[Records from a data source]
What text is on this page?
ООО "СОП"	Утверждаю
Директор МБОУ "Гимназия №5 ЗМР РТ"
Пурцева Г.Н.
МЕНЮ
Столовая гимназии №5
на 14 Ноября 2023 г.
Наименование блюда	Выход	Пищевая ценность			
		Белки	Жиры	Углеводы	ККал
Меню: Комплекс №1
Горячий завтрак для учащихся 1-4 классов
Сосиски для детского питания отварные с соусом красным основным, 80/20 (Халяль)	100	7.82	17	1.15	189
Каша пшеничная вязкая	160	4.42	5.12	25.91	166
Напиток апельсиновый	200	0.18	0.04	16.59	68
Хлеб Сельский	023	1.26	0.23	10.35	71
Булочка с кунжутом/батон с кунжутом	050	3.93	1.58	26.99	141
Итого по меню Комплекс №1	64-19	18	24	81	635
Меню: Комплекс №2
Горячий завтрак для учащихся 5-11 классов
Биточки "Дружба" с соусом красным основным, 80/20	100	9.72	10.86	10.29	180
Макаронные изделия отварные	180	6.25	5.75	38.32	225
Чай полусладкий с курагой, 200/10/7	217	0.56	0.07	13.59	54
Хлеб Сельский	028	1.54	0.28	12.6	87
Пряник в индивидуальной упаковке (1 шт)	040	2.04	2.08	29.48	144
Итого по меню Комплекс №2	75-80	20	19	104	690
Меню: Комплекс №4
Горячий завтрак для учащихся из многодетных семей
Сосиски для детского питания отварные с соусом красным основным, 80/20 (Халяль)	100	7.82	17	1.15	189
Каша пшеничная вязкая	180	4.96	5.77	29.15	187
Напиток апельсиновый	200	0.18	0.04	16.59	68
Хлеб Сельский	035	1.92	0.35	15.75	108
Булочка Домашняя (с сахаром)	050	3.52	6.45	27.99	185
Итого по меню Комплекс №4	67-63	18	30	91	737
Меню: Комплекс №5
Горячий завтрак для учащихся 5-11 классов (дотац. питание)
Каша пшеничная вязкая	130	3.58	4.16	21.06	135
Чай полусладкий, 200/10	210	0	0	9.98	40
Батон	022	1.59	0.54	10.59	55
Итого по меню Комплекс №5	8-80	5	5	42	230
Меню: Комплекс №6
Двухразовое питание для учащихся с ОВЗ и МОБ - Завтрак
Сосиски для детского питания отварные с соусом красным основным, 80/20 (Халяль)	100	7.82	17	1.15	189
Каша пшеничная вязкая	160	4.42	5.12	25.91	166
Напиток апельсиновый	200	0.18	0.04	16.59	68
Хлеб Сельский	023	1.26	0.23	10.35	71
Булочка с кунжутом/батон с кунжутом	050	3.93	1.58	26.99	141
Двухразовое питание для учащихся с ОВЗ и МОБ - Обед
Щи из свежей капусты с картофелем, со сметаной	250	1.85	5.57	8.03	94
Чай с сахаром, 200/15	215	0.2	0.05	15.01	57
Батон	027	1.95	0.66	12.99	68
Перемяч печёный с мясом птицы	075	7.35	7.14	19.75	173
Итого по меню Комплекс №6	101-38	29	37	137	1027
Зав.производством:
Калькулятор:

--

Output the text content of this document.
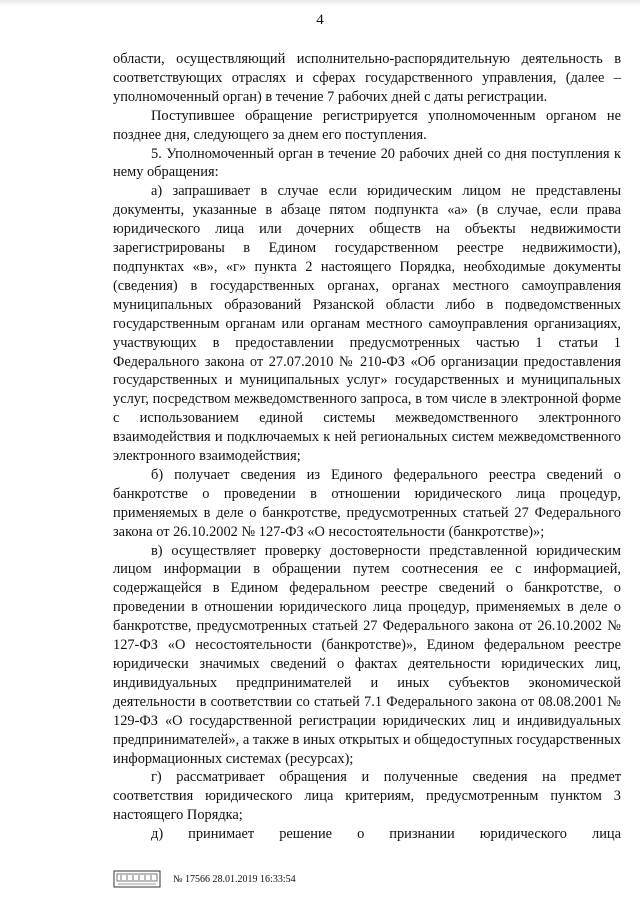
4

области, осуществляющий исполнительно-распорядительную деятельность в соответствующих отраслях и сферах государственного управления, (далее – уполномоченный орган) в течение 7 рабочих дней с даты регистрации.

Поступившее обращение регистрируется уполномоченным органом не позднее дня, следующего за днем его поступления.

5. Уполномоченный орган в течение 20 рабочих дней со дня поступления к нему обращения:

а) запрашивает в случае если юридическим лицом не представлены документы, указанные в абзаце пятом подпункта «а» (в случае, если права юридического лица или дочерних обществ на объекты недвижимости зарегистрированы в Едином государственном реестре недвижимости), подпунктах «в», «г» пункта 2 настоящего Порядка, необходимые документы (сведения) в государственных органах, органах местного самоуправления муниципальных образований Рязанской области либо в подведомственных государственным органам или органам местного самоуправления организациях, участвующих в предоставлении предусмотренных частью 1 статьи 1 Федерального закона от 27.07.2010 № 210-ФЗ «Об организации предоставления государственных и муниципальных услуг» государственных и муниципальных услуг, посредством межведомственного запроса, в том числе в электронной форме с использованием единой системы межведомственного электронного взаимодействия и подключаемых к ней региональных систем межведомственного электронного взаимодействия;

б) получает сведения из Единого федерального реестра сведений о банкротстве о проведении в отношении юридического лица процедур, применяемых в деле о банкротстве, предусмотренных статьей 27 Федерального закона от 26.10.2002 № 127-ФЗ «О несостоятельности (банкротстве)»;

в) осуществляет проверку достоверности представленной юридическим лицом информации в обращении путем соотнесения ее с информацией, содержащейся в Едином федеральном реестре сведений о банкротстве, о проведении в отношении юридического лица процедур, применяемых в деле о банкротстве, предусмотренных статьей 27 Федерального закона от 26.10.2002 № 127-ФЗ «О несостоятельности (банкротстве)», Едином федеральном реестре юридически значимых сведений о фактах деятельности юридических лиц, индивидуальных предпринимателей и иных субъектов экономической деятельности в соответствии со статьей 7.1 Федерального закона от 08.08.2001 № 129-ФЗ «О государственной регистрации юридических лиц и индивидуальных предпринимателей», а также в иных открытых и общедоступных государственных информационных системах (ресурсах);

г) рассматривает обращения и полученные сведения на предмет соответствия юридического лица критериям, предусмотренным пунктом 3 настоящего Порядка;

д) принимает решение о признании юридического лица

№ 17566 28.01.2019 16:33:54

*PROBLEM TO WORK ON*. Copy all lines of the listing above that contain the string "учащихся".

*TASK RESPONSE*.
Горячий завтрак для учащихся 1-4 классов
Горячий завтрак для учащихся 5-11 классов
Горячий завтрак для учащихся из многодетных семей
Горячий завтрак для учащихся 5-11 классов (дотац. питание)
Двухразовое питание для учащихся с ОВЗ и МОБ - Завтрак
Двухразовое питание для учащихся с ОВЗ и МОБ - Обед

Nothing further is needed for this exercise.